• Work to complete
Give every line back verbatim, dropping all images.
= = = =
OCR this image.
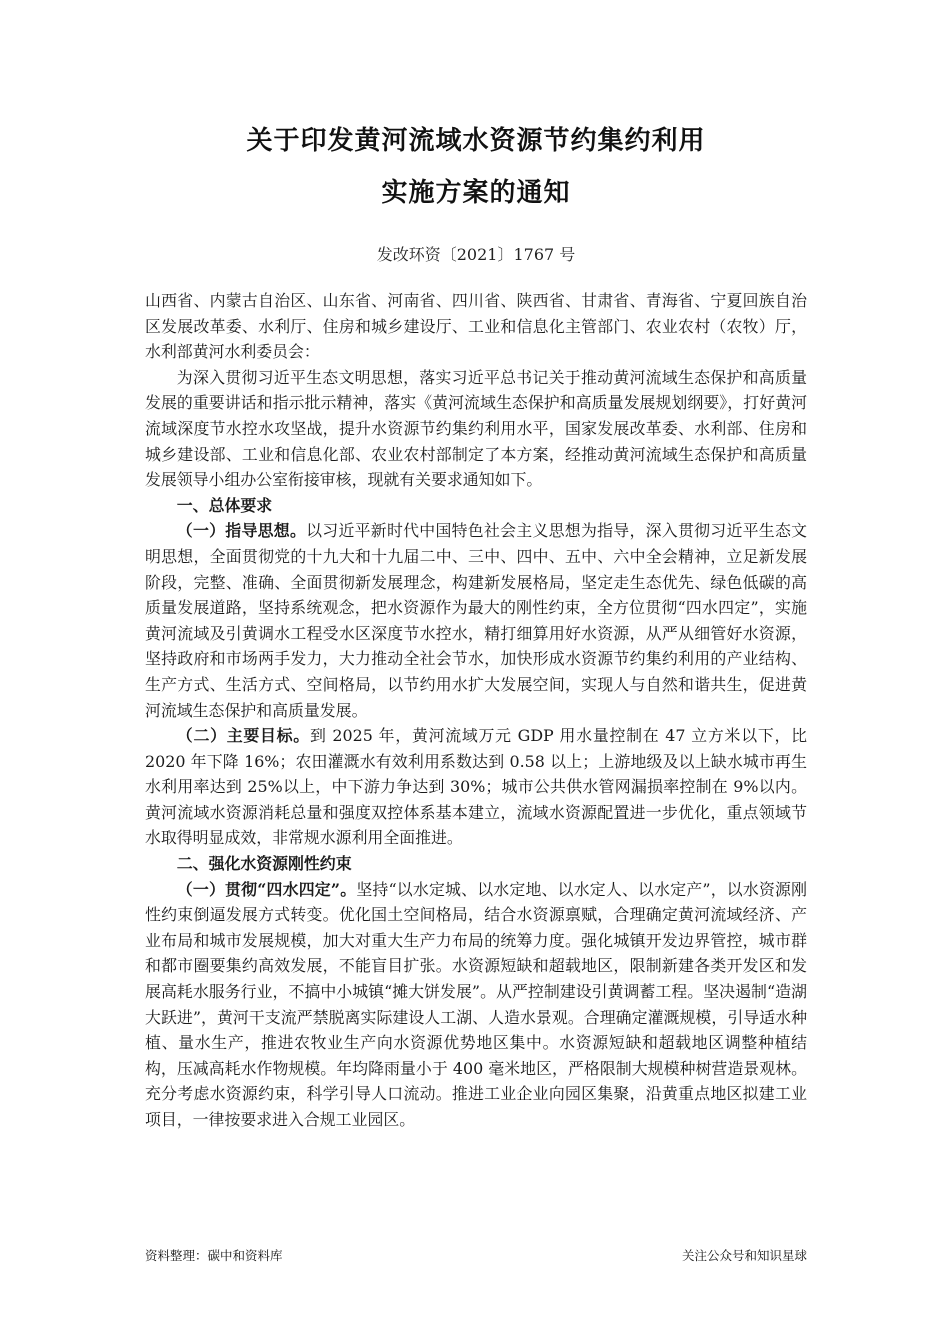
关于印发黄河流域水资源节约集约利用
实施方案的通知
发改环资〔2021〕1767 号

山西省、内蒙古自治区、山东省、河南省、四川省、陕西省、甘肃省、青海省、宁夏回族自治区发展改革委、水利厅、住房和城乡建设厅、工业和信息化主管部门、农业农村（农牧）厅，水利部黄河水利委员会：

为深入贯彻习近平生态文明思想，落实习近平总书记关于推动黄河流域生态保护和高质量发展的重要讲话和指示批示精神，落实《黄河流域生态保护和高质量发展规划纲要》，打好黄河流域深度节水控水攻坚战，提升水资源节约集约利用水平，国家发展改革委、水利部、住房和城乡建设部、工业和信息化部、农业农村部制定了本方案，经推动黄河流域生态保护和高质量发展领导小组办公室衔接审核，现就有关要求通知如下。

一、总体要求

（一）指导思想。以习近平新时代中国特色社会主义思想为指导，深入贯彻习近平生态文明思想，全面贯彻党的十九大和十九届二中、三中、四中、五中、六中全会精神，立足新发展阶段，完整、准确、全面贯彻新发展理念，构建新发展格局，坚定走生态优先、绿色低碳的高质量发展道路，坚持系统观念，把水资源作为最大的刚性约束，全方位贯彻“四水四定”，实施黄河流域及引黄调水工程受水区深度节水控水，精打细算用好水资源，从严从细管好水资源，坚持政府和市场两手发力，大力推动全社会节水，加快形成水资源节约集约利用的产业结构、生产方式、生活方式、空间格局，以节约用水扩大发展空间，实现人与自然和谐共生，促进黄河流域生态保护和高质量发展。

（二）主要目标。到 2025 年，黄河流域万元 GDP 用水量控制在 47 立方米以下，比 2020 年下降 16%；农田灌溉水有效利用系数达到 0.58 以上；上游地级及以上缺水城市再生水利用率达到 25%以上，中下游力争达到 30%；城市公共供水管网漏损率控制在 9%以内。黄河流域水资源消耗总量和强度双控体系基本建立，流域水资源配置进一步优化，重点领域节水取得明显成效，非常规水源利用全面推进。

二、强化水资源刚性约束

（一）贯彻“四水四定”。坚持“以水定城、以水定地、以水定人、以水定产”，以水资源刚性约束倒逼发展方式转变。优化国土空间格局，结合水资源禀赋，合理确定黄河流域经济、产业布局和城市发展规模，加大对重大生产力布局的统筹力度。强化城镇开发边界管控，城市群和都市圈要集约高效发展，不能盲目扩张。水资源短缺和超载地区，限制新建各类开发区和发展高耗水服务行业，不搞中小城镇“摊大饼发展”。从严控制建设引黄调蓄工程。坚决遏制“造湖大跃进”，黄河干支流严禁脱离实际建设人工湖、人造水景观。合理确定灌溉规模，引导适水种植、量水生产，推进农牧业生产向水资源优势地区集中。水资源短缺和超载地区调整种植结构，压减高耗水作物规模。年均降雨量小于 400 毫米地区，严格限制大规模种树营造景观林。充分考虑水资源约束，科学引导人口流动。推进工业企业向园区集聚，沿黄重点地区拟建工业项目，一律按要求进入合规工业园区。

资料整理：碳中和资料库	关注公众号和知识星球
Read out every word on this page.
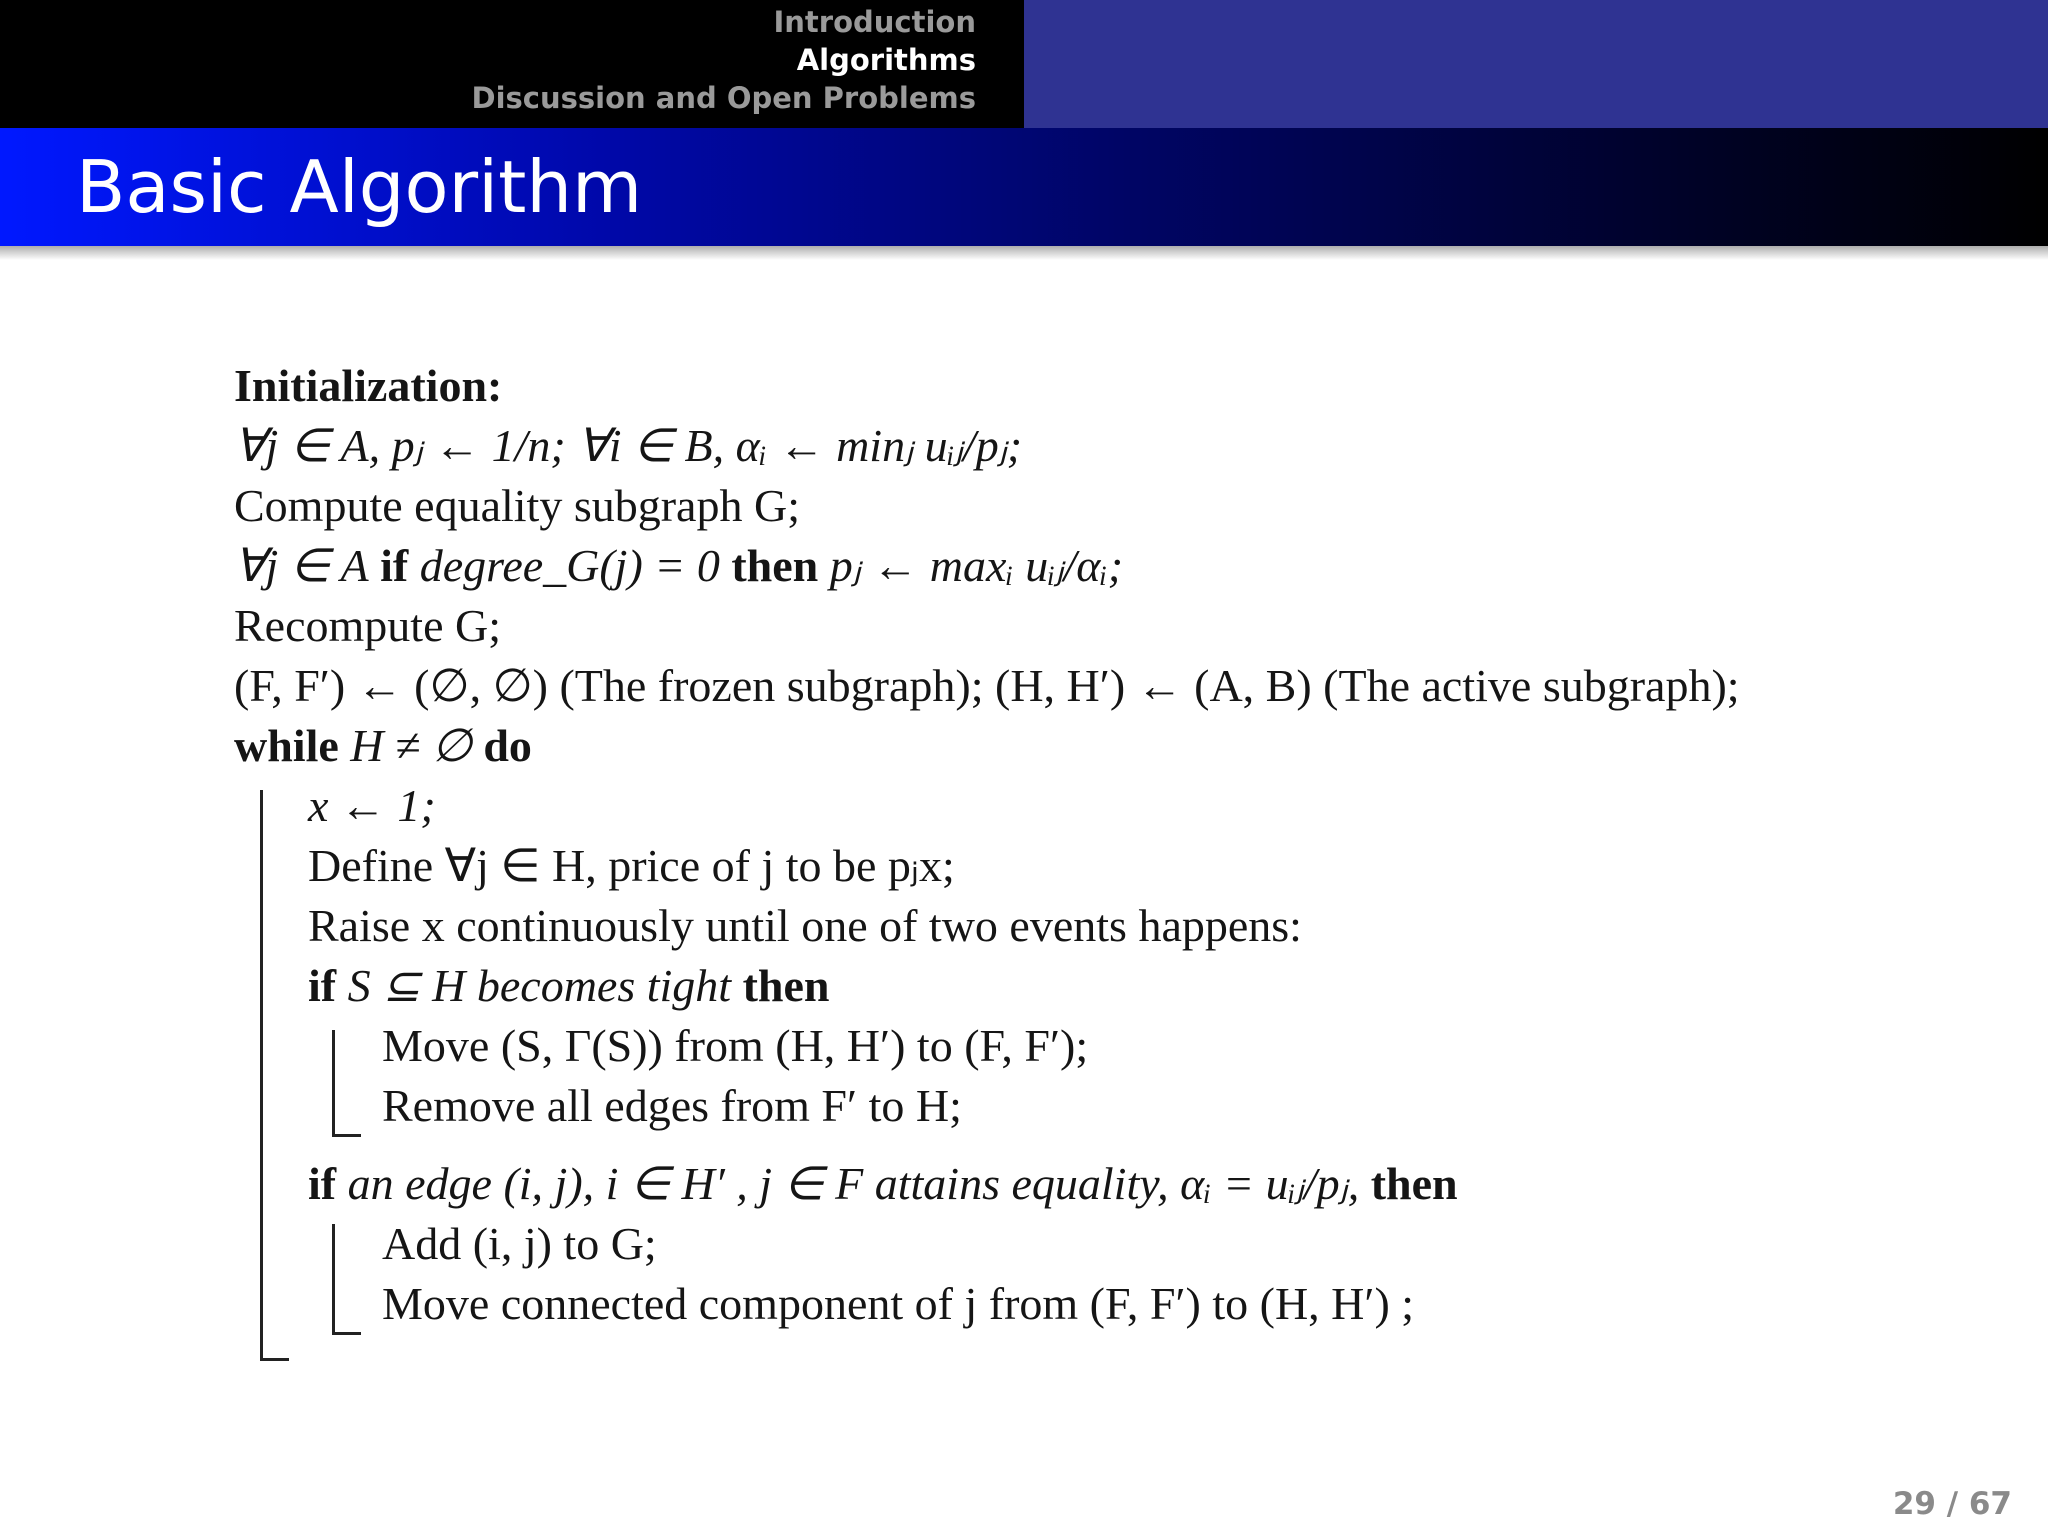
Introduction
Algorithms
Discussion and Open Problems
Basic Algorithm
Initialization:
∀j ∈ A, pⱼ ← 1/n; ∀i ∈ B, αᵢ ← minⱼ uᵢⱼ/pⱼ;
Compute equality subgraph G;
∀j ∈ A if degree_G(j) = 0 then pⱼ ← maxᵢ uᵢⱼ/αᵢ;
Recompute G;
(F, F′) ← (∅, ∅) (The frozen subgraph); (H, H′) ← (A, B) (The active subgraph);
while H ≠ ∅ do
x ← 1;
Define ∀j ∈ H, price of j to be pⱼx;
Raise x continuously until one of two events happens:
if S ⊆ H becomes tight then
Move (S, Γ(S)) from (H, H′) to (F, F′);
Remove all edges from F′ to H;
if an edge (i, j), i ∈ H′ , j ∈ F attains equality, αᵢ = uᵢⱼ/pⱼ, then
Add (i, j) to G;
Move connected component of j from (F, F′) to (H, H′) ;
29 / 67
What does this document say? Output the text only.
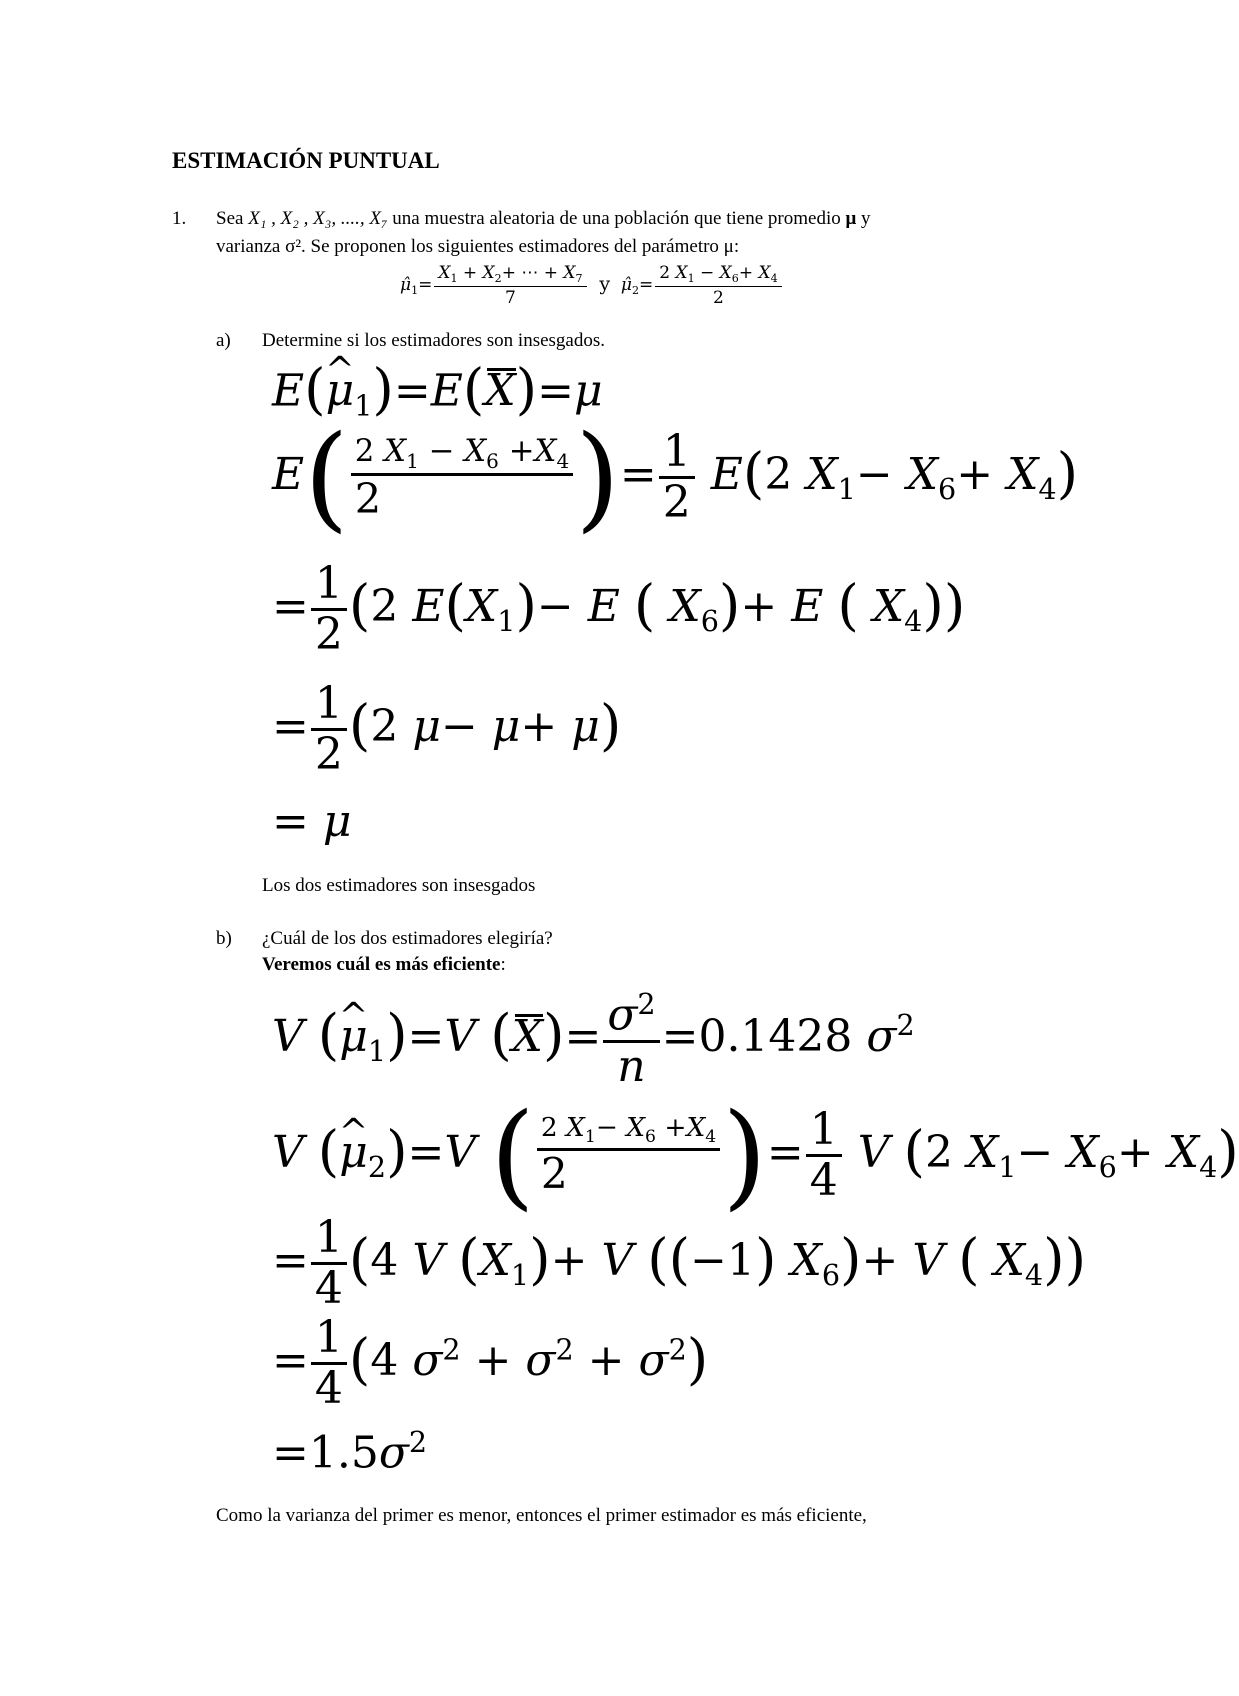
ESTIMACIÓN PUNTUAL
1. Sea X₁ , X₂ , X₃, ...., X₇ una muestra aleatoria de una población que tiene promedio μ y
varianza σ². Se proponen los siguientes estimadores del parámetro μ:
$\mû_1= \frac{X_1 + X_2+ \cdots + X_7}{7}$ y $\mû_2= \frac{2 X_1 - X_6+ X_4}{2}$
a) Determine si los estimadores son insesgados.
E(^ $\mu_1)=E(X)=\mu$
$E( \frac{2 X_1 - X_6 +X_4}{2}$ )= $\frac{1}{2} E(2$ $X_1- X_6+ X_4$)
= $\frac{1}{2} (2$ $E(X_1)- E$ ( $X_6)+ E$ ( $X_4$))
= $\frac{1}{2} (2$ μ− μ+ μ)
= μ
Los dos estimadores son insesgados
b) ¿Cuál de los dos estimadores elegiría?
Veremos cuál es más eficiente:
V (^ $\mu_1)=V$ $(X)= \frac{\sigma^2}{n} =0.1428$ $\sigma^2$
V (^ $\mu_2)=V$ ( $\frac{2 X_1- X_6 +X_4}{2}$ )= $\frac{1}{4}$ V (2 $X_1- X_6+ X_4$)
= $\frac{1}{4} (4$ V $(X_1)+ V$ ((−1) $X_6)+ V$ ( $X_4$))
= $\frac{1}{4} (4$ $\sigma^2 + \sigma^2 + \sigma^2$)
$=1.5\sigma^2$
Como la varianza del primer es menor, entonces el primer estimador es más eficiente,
= = = =
• Task answer
OCR this image.
关于印发黄河流域水资源节约集约利用
实施方案的通知
发改环资〔2021〕1767 号

山西省、内蒙古自治区、山东省、河南省、四川省、陕西省、甘肃省、青海省、宁夏回族自治区发展改革委、水利厅、住房和城乡建设厅、工业和信息化主管部门、农业农村（农牧）厅，水利部黄河水利委员会：

为深入贯彻习近平生态文明思想，落实习近平总书记关于推动黄河流域生态保护和高质量发展的重要讲话和指示批示精神，落实《黄河流域生态保护和高质量发展规划纲要》，打好黄河流域深度节水控水攻坚战，提升水资源节约集约利用水平，国家发展改革委、水利部、住房和城乡建设部、工业和信息化部、农业农村部制定了本方案，经推动黄河流域生态保护和高质量发展领导小组办公室衔接审核，现就有关要求通知如下。

一、总体要求

（一）指导思想。以习近平新时代中国特色社会主义思想为指导，深入贯彻习近平生态文明思想，全面贯彻党的十九大和十九届二中、三中、四中、五中、六中全会精神，立足新发展阶段，完整、准确、全面贯彻新发展理念，构建新发展格局，坚定走生态优先、绿色低碳的高质量发展道路，坚持系统观念，把水资源作为最大的刚性约束，全方位贯彻“四水四定”，实施黄河流域及引黄调水工程受水区深度节水控水，精打细算用好水资源，从严从细管好水资源，坚持政府和市场两手发力，大力推动全社会节水，加快形成水资源节约集约利用的产业结构、生产方式、生活方式、空间格局，以节约用水扩大发展空间，实现人与自然和谐共生，促进黄河流域生态保护和高质量发展。

（二）主要目标。到 2025 年，黄河流域万元 GDP 用水量控制在 47 立方米以下，比 2020 年下降 16%；农田灌溉水有效利用系数达到 0.58 以上；上游地级及以上缺水城市再生水利用率达到 25%以上，中下游力争达到 30%；城市公共供水管网漏损率控制在 9%以内。黄河流域水资源消耗总量和强度双控体系基本建立，流域水资源配置进一步优化，重点领域节水取得明显成效，非常规水源利用全面推进。

二、强化水资源刚性约束

（一）贯彻“四水四定”。坚持“以水定城、以水定地、以水定人、以水定产”，以水资源刚性约束倒逼发展方式转变。优化国土空间格局，结合水资源禀赋，合理确定黄河流域经济、产业布局和城市发展规模，加大对重大生产力布局的统筹力度。强化城镇开发边界管控，城市群和都市圈要集约高效发展，不能盲目扩张。水资源短缺和超载地区，限制新建各类开发区和发展高耗水服务行业，不搞中小城镇“摊大饼发展”。从严控制建设引黄调蓄工程。坚决遏制“造湖大跃进”，黄河干支流严禁脱离实际建设人工湖、人造水景观。合理确定灌溉规模，引导适水种植、量水生产，推进农牧业生产向水资源优势地区集中。水资源短缺和超载地区调整种植结构，压减高耗水作物规模。年均降雨量小于 400 毫米地区，严格限制大规模种树营造景观林。充分考虑水资源约束，科学引导人口流动。推进工业企业向园区集聚，沿黄重点地区拟建工业项目，一律按要求进入合规工业园区。

资料整理：碳中和资料库	关注公众号和知识星球
Read out every word on this page.
Introduction
Algorithms
Discussion and Open Problems
Basic Algorithm
Initialization:
∀j ∈ A, pⱼ ← 1/n; ∀i ∈ B, αᵢ ← minⱼ uᵢⱼ/pⱼ;
Compute equality subgraph G;
∀j ∈ A if degree_G(j) = 0 then pⱼ ← maxᵢ uᵢⱼ/αᵢ;
Recompute G;
(F, F′) ← (∅, ∅) (The frozen subgraph); (H, H′) ← (A, B) (The active subgraph);
while H ≠ ∅ do
x ← 1;
Define ∀j ∈ H, price of j to be pⱼx;
Raise x continuously until one of two events happens:
if S ⊆ H becomes tight then
Move (S, Γ(S)) from (H, H′) to (F, F′);
Remove all edges from F′ to H;
if an edge (i, j), i ∈ H′ , j ∈ F attains equality, αᵢ = uᵢⱼ/pⱼ, then
Add (i, j) to G;
Move connected component of j from (F, F′) to (H, H′) ;
29 / 67
What does this document say? Output the text only.
ESTIMACIÓN PUNTUAL
1. Sea X₁ , X₂ , X₃, ...., X₇ una muestra aleatoria de una población que tiene promedio μ y
varianza σ². Se proponen los siguientes estimadores del parámetro μ:
$\mû_1= \frac{X_1 + X_2+ \cdots + X_7}{7}$ y $\mû_2= \frac{2 X_1 - X_6+ X_4}{2}$
a) Determine si los estimadores son insesgados.
E(^ $\mu_1)=E(X)=\mu$
$E( \frac{2 X_1 - X_6 +X_4}{2}$ )= $\frac{1}{2} E(2$ $X_1- X_6+ X_4$)
= $\frac{1}{2} (2$ $E(X_1)- E$ ( $X_6)+ E$ ( $X_4$))
= $\frac{1}{2} (2$ μ− μ+ μ)
= μ
Los dos estimadores son insesgados
b) ¿Cuál de los dos estimadores elegiría?
Veremos cuál es más eficiente:
V (^ $\mu_1)=V$ $(X)= \frac{\sigma^2}{n} =0.1428$ $\sigma^2$
V (^ $\mu_2)=V$ ( $\frac{2 X_1- X_6 +X_4}{2}$ )= $\frac{1}{4}$ V (2 $X_1- X_6+ X_4$)
= $\frac{1}{4} (4$ V $(X_1)+ V$ ((−1) $X_6)+ V$ ( $X_4$))
= $\frac{1}{4} (4$ $\sigma^2 + \sigma^2 + \sigma^2$)
$=1.5\sigma^2$
Como la varianza del primer es menor, entonces el primer estimador es más eficiente,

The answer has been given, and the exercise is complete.